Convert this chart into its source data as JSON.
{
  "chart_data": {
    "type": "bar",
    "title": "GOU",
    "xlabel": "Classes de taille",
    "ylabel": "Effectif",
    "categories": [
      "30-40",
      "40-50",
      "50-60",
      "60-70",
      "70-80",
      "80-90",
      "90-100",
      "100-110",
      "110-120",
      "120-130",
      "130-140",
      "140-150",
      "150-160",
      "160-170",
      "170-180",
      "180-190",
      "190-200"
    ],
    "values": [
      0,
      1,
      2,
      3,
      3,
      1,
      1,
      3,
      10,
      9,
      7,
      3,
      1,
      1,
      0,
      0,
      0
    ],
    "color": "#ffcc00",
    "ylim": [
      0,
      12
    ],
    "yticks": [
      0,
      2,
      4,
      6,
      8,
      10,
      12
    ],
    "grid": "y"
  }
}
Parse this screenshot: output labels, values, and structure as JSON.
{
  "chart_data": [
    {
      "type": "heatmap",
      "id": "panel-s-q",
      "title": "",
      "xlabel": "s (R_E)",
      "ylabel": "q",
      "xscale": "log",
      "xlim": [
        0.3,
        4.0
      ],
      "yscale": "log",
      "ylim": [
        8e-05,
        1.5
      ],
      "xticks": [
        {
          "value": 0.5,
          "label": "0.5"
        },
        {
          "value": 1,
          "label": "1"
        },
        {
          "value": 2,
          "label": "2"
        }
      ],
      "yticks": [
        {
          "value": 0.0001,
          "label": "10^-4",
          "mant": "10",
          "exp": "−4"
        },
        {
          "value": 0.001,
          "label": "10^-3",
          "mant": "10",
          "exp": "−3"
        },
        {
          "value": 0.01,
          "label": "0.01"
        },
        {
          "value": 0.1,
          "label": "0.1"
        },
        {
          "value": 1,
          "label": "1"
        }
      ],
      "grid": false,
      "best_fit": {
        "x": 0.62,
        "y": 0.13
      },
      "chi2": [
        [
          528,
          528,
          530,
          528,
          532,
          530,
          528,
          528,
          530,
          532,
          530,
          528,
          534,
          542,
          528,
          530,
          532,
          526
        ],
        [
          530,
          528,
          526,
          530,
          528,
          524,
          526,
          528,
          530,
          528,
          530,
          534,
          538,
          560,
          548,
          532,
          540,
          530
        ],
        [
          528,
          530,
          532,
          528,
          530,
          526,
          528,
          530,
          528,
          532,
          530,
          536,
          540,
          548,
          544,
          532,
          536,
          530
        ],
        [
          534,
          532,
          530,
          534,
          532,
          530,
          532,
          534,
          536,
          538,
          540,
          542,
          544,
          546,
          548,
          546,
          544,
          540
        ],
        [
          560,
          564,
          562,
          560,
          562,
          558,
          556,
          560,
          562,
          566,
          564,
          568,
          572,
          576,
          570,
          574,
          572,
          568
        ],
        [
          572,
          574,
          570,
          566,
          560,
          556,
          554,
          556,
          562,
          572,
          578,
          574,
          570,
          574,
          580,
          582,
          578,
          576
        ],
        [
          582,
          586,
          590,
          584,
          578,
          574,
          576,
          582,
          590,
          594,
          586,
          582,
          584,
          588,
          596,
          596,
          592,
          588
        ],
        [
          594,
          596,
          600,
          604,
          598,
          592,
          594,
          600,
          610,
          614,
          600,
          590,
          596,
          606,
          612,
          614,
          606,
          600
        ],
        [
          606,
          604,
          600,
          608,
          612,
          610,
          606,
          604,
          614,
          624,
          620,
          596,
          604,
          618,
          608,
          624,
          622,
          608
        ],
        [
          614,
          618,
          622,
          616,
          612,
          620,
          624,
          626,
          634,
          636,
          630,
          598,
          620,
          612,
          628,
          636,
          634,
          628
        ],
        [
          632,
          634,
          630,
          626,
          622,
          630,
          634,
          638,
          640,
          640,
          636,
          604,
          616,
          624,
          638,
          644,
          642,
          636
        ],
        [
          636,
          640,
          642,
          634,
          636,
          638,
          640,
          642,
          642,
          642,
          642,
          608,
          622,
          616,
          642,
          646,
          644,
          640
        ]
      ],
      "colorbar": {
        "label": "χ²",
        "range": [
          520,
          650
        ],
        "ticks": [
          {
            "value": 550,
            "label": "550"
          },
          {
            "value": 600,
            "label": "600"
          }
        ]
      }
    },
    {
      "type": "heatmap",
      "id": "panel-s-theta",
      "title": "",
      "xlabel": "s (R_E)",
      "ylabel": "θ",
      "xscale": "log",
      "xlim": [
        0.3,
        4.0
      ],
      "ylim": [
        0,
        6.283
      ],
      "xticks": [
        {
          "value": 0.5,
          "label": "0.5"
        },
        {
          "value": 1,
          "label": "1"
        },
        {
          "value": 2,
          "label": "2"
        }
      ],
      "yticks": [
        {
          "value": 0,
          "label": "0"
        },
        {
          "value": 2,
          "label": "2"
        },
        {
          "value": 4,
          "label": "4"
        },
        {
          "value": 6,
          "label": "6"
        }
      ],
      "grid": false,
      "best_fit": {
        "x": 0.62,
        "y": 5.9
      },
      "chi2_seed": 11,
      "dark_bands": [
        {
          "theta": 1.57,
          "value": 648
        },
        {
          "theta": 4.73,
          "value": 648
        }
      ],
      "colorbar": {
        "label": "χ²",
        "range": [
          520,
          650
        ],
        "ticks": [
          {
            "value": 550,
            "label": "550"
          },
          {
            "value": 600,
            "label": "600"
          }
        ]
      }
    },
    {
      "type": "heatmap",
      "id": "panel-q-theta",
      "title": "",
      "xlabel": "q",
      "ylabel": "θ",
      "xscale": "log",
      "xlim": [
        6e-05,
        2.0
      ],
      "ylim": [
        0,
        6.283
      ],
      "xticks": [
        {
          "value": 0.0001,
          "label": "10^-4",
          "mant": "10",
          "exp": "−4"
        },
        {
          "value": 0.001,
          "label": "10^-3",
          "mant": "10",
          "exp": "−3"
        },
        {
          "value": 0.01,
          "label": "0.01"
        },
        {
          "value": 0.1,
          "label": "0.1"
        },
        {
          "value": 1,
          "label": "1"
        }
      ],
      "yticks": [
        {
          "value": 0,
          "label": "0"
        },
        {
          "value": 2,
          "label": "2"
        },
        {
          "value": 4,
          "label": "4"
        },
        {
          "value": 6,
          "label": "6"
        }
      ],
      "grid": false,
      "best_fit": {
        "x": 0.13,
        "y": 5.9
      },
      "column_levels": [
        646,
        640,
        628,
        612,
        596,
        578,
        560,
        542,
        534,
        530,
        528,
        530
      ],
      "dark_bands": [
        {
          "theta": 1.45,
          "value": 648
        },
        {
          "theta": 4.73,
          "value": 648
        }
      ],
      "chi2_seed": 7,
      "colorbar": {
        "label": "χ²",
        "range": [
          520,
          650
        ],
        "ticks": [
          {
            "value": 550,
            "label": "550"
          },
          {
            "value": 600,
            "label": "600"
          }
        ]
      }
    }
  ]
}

-*-

TASK TO CARRY OUT:
Select every line above that contains the word "xlabel", and copy it.

TASK RESULT:
    "xlabel": "Classes de taille",
      "xlabel": "s (R_E)",
      "xlabel": "s (R_E)",
      "xlabel": "q",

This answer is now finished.